Problem details -> For the records below, give the count of lines holding the word "sich" and nothing more.

** start **

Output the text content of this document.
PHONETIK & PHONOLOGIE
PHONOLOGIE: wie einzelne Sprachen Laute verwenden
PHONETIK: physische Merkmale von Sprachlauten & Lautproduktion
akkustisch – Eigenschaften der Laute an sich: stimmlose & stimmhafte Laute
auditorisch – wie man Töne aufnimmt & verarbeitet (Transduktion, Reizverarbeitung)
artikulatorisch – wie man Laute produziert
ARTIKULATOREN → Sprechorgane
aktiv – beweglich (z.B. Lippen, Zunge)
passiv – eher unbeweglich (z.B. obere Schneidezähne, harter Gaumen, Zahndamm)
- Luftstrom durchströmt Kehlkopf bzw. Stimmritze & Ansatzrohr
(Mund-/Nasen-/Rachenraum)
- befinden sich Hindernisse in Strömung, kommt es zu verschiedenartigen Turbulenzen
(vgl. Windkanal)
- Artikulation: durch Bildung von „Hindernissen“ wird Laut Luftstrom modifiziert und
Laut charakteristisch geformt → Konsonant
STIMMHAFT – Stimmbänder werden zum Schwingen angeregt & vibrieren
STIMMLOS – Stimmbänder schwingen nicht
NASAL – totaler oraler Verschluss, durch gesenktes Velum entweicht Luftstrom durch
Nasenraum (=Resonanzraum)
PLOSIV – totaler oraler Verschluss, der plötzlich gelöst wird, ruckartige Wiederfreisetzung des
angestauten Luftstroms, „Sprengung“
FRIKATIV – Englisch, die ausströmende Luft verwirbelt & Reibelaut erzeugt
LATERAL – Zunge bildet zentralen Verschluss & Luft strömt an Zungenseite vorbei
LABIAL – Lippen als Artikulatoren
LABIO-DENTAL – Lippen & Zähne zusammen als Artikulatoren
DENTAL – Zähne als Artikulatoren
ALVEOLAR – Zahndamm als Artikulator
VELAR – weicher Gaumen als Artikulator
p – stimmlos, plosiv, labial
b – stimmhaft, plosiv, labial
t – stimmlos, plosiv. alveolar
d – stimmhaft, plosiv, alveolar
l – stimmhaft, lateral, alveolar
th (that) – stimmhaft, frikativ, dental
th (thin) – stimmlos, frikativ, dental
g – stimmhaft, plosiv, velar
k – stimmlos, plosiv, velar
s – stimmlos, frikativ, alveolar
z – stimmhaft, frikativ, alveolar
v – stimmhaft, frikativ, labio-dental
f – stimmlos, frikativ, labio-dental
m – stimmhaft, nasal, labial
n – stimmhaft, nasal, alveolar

** end **

Written answer -> 2